**** Task material
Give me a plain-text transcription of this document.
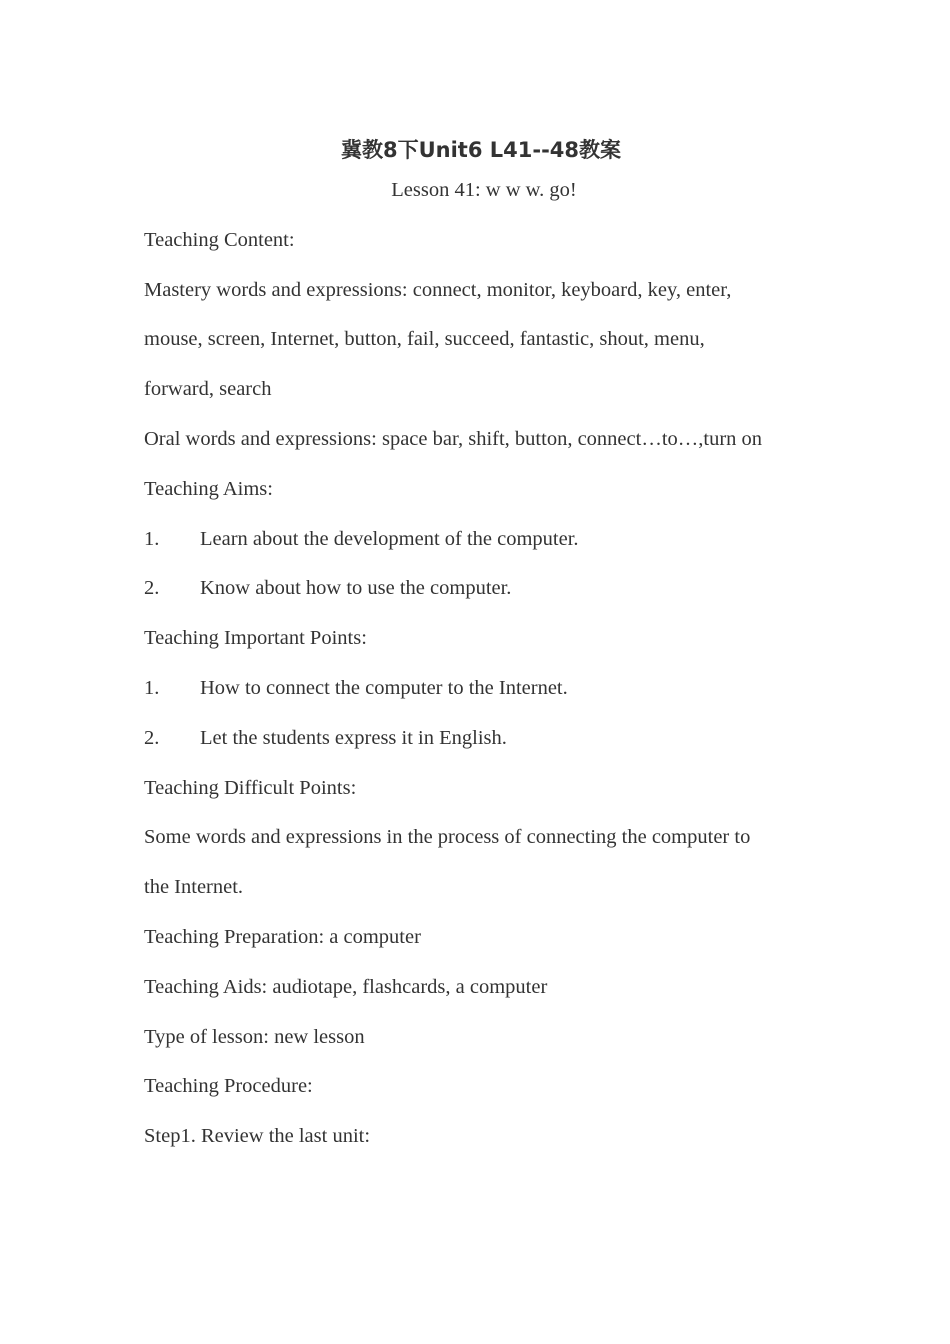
冀教8下Unit6 L41--48教案
Lesson 41: w w w. go!
Teaching Content:
Mastery words and expressions: connect, monitor, keyboard, key, enter,
mouse, screen, Internet, button, fail, succeed, fantastic, shout, menu,
forward, search
Oral words and expressions: space bar, shift, button, connect…to…,turn on
Teaching Aims:
1. Learn about the development of the computer.
2. Know about how to use the computer.
Teaching Important Points:
1. How to connect the computer to the Internet.
2. Let the students express it in English.
Teaching Difficult Points:
Some words and expressions in the process of connecting the computer to
the Internet.
Teaching Preparation: a computer
Teaching Aids: audiotape, flashcards, a computer
Type of lesson: new lesson
Teaching Procedure:
Step1. Review the last unit:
********
- **Task description**
Using the records above, select and copy every line that has the word "button".

- **Answer to this problem**
mouse, screen, Internet, button, fail, succeed, fantastic, shout, menu,
Oral words and expressions: space bar, shift, button, connect…to…,turn on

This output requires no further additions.